— Start Data lines —

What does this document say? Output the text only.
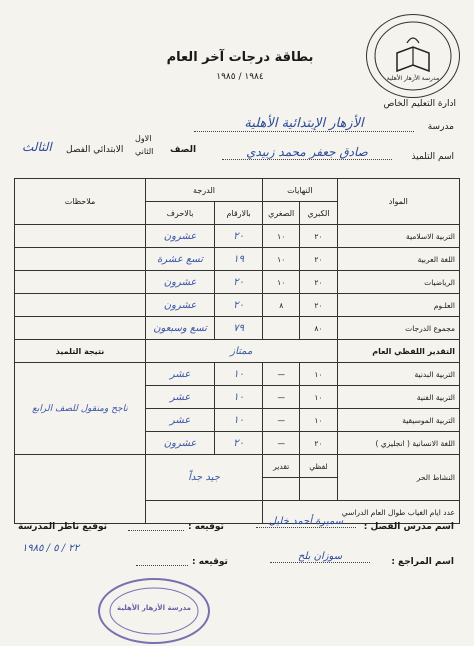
مدرسة الأزهار الأهلية
ادارة التعليم الخاص
بطاقة درجات آخر العام
١٩٨٤ / ١٩٨٥
مدرسة
الأزهار الإبتدائية الأهلية
الصف
الاول
الثاني
الابتدائي الفصل
الثالث
اسم التلميذ
صادق جعفر محمد زبيدي
المواد	النهايات		الدرجة		ملاحظات
	الكبري	الصغري	بالارقام	بالاحرف	
التربية الاسلامية	٢٠	١٠	٢٠	عشرون	
اللغة العربية	٢٠	١٠	١٩	تسع عشرة	
الرياضيات	٢٠	١٠	٢٠	عشرون	
العلـوم	٢٠	٨	٢٠	عشرون	
مجموع الدرجات	٨٠		٧٩	تسع وسبعون	
التقدير اللفظي العام	ممتاز				نتيجة التلميذ
التربية البدنية	١٠	—	١٠	عشر	ناجح ومنقول للصف الرابع
التربية الفنية	١٠	—	١٠	عشر	
التربية الموسيقية	١٠	—	١٠	عشر	
اللغة الانسانية ( انجليزي )	٢٠	—	٢٠	عشرون	
النشاط الحر	لفظي	تقدير	جيد جداً		

عدد ايام الغياب طوال العام الدراسي					
اسم مدرس الفصل :
سميرة أحمد خليل
توقيعه :
توقيع ناظر المدرسة
اسم المراجع :
سوزان بلح
توقيعه :
٢٢ / ٥ / ١٩٨٥
مدرسة الأزهار الأهلية
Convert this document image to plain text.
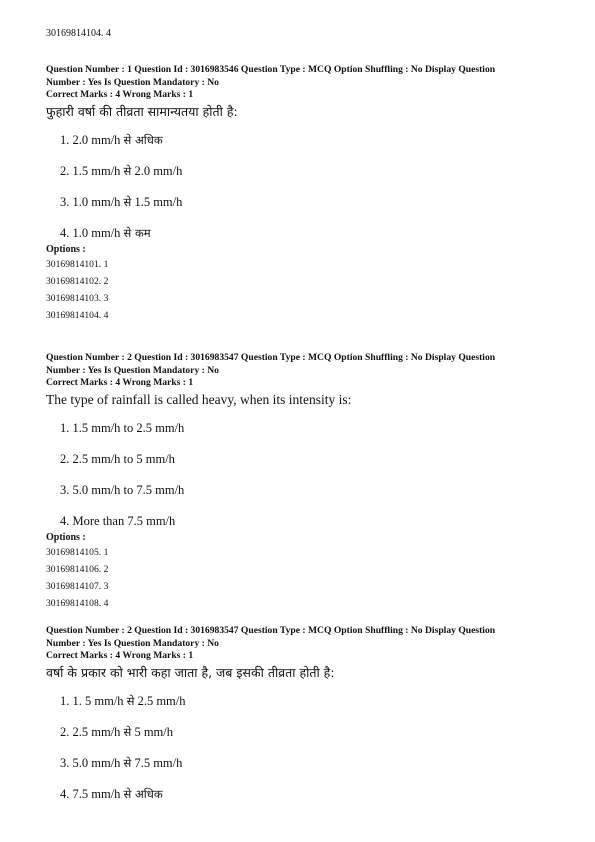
30169814104. 4
Question Number : 1 Question Id : 3016983546 Question Type : MCQ Option Shuffling : No Display Question
Number : Yes Is Question Mandatory : No
Correct Marks : 4 Wrong Marks : 1
फुहारी वर्षा की तीव्रता सामान्यतया होती है:
1. 2.0 mm/h से अधिक
2. 1.5 mm/h से 2.0 mm/h
3. 1.0 mm/h से 1.5 mm/h
4. 1.0 mm/h से कम
Options :
30169814101. 1
30169814102. 2
30169814103. 3
30169814104. 4
Question Number : 2 Question Id : 3016983547 Question Type : MCQ Option Shuffling : No Display Question
Number : Yes Is Question Mandatory : No
Correct Marks : 4 Wrong Marks : 1
The type of rainfall is called heavy, when its intensity is:
1. 1.5 mm/h to 2.5 mm/h
2. 2.5 mm/h to 5 mm/h
3. 5.0 mm/h to 7.5 mm/h
4. More than 7.5 mm/h
Options :
30169814105. 1
30169814106. 2
30169814107. 3
30169814108. 4
Question Number : 2 Question Id : 3016983547 Question Type : MCQ Option Shuffling : No Display Question
Number : Yes Is Question Mandatory : No
Correct Marks : 4 Wrong Marks : 1
वर्षा के प्रकार को भारी कहा जाता है, जब इसकी तीव्रता होती है:
1. 1. 5 mm/h से 2.5 mm/h
2. 2.5 mm/h से 5 mm/h
3. 5.0 mm/h से 7.5 mm/h
4. 7.5 mm/h से अधिक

— End Data lines —

Given instruction:
Images must not appear in the copy; reproduce everything else in the records verbatim.

Problem solution:
What does this document say? Output the text only.
مدرسة الأزهار الأهلية
ادارة التعليم الخاص
بطاقة درجات آخر العام
١٩٨٤ / ١٩٨٥
مدرسة
الأزهار الإبتدائية الأهلية
الصف
الاول
الثاني
الابتدائي الفصل
الثالث
اسم التلميذ
صادق جعفر محمد زبيدي
المواد	النهايات		الدرجة		ملاحظات
	الكبري	الصغري	بالارقام	بالاحرف	
التربية الاسلامية	٢٠	١٠	٢٠	عشرون	
اللغة العربية	٢٠	١٠	١٩	تسع عشرة	
الرياضيات	٢٠	١٠	٢٠	عشرون	
العلـوم	٢٠	٨	٢٠	عشرون	
مجموع الدرجات	٨٠		٧٩	تسع وسبعون	
التقدير اللفظي العام	ممتاز				نتيجة التلميذ
التربية البدنية	١٠	—	١٠	عشر	ناجح ومنقول للصف الرابع
التربية الفنية	١٠	—	١٠	عشر	
التربية الموسيقية	١٠	—	١٠	عشر	
اللغة الانسانية ( انجليزي )	٢٠	—	٢٠	عشرون	
النشاط الحر	لفظي	تقدير	جيد جداً		

عدد ايام الغياب طوال العام الدراسي					
اسم مدرس الفصل :
سميرة أحمد خليل
توقيعه :
توقيع ناظر المدرسة
اسم المراجع :
سوزان بلح
توقيعه :
٢٢ / ٥ / ١٩٨٥
مدرسة الأزهار الأهلية
Convert this document image to plain text.
30169814104. 4
Question Number : 1 Question Id : 3016983546 Question Type : MCQ Option Shuffling : No Display Question
Number : Yes Is Question Mandatory : No
Correct Marks : 4 Wrong Marks : 1
फुहारी वर्षा की तीव्रता सामान्यतया होती है:
1. 2.0 mm/h से अधिक
2. 1.5 mm/h से 2.0 mm/h
3. 1.0 mm/h से 1.5 mm/h
4. 1.0 mm/h से कम
Options :
30169814101. 1
30169814102. 2
30169814103. 3
30169814104. 4
Question Number : 2 Question Id : 3016983547 Question Type : MCQ Option Shuffling : No Display Question
Number : Yes Is Question Mandatory : No
Correct Marks : 4 Wrong Marks : 1
The type of rainfall is called heavy, when its intensity is:
1. 1.5 mm/h to 2.5 mm/h
2. 2.5 mm/h to 5 mm/h
3. 5.0 mm/h to 7.5 mm/h
4. More than 7.5 mm/h
Options :
30169814105. 1
30169814106. 2
30169814107. 3
30169814108. 4
Question Number : 2 Question Id : 3016983547 Question Type : MCQ Option Shuffling : No Display Question
Number : Yes Is Question Mandatory : No
Correct Marks : 4 Wrong Marks : 1
वर्षा के प्रकार को भारी कहा जाता है, जब इसकी तीव्रता होती है:
1. 1. 5 mm/h से 2.5 mm/h
2. 2.5 mm/h से 5 mm/h
3. 5.0 mm/h से 7.5 mm/h
4. 7.5 mm/h से अधिक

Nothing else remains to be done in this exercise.